• **Your task**
Transcribe every entry word for word. Skip the pictures.

• **Saved data entries**
----------------------------------------

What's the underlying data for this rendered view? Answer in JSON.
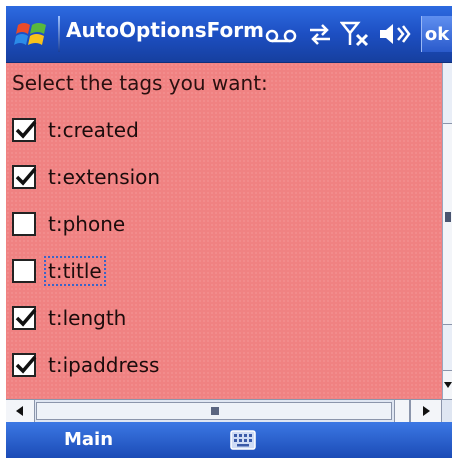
{
  "title_bar": {
    "title": "AutoOptionsForm",
    "ok_label": "ok",
    "icons": [
      "windows-flag-icon",
      "voicemail-icon",
      "sync-arrows-icon",
      "antenna-no-signal-icon",
      "speaker-icon"
    ]
  },
  "form": {
    "prompt": "Select the tags you want:",
    "options": [
      {
        "label": "t:created",
        "checked": true
      },
      {
        "label": "t:extension",
        "checked": true
      },
      {
        "label": "t:phone",
        "checked": false
      },
      {
        "label": "t:title",
        "checked": false,
        "focused": true
      },
      {
        "label": "t:length",
        "checked": true
      },
      {
        "label": "t:ipaddress",
        "checked": true
      }
    ]
  },
  "softkeys": {
    "left": "Main",
    "center_icon": "keyboard-icon"
  },
  "colors": {
    "title_bar": "#2d6be0",
    "background": "#f08282",
    "focus_outline": "#3b64c8"
  }
}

----------------------------------------

• **Answer for this exercise**
What's the underlying data for this rendered view? Answer in JSON.
{
  "title_bar": {
    "title": "AutoOptionsForm",
    "ok_label": "ok",
    "icons": [
      "windows-flag-icon",
      "voicemail-icon",
      "sync-arrows-icon",
      "antenna-no-signal-icon",
      "speaker-icon"
    ]
  },
  "form": {
    "prompt": "Select the tags you want:",
    "options": [
      {
        "label": "t:created",
        "checked": true
      },
      {
        "label": "t:extension",
        "checked": true
      },
      {
        "label": "t:phone",
        "checked": false
      },
      {
        "label": "t:title",
        "checked": false,
        "focused": true
      },
      {
        "label": "t:length",
        "checked": true
      },
      {
        "label": "t:ipaddress",
        "checked": true
      }
    ]
  },
  "softkeys": {
    "left": "Main",
    "center_icon": "keyboard-icon"
  },
  "colors": {
    "title_bar": "#2d6be0",
    "background": "#f08282",
    "focus_outline": "#3b64c8"
  }
}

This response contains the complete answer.